Instruction
Copy out all lines carrying the word "المستلم".

— START Entries shown —

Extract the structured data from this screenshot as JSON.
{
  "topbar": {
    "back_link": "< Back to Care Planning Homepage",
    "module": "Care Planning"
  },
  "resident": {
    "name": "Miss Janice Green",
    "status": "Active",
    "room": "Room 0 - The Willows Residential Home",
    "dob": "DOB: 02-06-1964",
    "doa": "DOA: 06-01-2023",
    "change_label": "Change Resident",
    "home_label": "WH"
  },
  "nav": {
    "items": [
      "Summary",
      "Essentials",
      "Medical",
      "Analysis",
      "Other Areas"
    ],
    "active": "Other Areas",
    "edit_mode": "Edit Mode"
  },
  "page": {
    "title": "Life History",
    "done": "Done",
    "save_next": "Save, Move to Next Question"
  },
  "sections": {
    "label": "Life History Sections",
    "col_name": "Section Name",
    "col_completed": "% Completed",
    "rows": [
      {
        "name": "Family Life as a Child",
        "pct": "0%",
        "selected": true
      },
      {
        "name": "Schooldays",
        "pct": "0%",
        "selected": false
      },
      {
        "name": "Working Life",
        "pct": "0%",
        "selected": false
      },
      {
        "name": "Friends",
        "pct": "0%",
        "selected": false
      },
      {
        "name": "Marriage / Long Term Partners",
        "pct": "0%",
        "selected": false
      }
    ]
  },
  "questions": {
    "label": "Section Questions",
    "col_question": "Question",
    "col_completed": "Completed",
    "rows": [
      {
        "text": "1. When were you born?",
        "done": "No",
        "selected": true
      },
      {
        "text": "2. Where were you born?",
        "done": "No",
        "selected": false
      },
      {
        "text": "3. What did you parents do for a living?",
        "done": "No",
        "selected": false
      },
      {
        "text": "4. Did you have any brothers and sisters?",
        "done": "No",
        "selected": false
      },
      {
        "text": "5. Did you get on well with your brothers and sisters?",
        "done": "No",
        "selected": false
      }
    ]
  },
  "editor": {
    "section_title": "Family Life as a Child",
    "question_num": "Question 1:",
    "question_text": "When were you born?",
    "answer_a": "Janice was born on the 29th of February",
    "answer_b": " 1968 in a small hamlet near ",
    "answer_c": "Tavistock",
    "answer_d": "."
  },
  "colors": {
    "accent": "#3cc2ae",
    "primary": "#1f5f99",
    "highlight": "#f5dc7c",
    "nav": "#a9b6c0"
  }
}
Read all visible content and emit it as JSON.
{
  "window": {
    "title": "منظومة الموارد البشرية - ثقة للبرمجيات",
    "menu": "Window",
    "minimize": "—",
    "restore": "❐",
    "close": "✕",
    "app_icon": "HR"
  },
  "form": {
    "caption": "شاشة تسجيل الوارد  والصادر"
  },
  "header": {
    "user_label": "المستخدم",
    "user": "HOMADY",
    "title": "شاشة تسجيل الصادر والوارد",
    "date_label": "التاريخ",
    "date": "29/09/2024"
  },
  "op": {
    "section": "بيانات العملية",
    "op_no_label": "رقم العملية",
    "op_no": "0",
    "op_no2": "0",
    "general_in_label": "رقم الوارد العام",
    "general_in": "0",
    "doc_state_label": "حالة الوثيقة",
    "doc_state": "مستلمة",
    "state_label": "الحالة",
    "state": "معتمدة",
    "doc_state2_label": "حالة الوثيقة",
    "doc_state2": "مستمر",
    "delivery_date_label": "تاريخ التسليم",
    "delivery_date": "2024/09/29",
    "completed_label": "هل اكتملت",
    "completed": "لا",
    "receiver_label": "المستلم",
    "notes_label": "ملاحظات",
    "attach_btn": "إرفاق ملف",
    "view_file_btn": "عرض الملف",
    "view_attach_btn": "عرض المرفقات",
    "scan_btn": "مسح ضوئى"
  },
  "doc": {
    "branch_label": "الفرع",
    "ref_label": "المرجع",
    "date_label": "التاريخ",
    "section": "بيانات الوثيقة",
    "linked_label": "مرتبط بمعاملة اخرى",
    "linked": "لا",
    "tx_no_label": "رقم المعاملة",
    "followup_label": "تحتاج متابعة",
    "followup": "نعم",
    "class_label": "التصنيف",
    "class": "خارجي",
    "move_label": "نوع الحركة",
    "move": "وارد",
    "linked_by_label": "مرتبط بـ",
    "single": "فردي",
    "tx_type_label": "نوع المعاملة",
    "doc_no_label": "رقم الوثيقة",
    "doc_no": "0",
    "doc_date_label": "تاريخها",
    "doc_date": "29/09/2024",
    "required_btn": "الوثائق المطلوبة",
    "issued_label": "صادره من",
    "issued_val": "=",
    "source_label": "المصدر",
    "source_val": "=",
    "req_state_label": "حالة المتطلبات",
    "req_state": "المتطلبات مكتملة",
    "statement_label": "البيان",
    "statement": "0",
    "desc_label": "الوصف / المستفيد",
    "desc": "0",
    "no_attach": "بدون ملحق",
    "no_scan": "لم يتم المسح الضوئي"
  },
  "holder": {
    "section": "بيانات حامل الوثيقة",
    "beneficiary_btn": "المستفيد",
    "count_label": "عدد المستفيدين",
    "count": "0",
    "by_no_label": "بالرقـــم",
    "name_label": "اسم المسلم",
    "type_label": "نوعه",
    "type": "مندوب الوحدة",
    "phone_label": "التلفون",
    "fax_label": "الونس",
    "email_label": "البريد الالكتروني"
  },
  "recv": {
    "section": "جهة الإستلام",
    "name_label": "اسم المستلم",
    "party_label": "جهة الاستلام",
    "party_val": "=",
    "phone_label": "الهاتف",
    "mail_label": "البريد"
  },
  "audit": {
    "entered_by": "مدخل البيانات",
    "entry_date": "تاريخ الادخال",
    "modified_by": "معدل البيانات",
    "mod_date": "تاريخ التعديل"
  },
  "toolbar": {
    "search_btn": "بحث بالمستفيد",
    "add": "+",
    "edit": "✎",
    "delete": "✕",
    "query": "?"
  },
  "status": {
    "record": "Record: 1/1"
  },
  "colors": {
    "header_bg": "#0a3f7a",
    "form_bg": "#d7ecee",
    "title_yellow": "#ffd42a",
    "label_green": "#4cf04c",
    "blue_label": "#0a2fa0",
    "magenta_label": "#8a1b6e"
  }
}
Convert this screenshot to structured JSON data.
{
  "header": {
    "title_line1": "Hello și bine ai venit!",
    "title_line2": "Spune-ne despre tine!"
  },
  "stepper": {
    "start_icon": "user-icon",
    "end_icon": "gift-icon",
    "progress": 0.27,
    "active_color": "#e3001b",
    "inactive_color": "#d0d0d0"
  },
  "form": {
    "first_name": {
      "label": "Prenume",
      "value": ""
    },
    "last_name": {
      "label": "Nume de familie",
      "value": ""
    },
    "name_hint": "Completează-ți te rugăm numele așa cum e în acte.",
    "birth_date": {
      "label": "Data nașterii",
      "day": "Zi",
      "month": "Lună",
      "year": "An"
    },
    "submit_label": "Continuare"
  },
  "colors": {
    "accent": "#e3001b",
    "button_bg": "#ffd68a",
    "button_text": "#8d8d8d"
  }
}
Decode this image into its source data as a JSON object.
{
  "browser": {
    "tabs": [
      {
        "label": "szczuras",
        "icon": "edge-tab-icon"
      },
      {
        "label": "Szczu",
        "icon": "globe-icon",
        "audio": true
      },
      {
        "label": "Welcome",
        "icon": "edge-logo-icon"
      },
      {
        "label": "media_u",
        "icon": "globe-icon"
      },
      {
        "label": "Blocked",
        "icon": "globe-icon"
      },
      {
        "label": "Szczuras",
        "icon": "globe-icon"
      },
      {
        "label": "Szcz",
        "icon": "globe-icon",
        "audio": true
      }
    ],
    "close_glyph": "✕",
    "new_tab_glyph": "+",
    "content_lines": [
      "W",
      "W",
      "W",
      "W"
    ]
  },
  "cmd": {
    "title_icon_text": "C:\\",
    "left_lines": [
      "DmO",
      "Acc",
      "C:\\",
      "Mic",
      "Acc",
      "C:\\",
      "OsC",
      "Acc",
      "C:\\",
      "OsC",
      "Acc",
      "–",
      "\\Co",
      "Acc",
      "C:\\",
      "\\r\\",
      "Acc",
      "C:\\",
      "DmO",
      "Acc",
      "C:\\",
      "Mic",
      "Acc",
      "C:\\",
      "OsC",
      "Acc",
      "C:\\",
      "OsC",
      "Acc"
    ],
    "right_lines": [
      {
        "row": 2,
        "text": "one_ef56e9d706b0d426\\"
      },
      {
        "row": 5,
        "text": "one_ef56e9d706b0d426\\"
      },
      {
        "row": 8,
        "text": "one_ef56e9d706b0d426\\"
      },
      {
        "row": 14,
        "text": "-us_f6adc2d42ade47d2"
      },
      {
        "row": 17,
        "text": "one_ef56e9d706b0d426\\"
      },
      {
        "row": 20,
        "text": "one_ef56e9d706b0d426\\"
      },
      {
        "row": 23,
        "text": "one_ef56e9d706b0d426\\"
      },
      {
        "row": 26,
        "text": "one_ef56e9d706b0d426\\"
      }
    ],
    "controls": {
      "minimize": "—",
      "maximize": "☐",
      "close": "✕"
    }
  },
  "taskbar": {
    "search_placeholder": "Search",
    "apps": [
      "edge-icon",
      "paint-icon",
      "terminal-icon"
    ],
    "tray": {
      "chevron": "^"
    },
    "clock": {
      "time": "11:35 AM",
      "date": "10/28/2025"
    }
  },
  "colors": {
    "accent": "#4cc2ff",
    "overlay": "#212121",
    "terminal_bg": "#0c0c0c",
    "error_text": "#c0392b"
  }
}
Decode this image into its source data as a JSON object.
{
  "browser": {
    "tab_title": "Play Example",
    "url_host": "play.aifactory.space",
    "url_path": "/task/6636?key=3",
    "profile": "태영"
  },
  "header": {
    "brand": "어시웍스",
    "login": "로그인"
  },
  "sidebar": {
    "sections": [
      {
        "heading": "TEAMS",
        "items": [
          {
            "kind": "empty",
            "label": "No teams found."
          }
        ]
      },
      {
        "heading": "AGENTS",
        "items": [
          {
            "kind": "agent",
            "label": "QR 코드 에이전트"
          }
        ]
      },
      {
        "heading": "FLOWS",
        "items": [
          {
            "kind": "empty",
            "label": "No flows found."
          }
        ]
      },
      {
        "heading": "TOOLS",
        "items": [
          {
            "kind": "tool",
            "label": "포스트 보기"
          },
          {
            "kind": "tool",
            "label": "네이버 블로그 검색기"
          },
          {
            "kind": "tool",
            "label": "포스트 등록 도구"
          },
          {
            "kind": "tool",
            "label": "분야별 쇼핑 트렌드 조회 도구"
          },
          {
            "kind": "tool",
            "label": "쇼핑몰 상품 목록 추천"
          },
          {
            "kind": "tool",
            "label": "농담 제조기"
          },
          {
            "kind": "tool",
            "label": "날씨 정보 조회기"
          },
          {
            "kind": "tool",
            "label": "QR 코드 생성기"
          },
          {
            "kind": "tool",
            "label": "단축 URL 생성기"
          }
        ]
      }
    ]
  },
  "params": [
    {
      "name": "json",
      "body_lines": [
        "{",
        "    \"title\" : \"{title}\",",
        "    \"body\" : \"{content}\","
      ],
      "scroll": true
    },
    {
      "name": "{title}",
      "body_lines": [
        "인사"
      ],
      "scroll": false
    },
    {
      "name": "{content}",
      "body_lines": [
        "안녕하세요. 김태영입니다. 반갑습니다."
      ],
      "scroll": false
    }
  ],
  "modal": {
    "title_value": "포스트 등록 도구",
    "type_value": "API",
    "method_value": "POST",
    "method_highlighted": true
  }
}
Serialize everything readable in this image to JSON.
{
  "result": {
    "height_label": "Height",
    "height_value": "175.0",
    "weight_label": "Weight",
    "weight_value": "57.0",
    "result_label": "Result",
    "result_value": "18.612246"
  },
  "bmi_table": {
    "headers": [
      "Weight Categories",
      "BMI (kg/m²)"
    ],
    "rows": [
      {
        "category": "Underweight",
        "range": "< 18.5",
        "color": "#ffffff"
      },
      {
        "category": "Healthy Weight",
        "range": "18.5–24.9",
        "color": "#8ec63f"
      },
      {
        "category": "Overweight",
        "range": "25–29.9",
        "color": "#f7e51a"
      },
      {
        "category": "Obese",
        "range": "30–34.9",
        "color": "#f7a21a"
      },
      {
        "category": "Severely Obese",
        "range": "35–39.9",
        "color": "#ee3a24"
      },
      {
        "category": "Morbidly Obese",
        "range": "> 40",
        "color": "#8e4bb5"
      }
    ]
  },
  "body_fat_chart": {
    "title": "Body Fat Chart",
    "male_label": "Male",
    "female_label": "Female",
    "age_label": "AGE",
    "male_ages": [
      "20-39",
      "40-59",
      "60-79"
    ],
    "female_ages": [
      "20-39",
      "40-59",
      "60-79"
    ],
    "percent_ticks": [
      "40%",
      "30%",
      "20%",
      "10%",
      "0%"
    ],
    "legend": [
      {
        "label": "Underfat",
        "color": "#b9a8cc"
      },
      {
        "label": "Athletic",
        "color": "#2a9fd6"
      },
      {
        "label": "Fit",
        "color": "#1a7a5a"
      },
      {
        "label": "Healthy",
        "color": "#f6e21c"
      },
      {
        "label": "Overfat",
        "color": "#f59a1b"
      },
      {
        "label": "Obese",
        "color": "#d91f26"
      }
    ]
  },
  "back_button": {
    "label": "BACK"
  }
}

— END Entries shown —

Solved problem
    "receiver_label": "المستلم",
    "name_label": "اسم المستلم",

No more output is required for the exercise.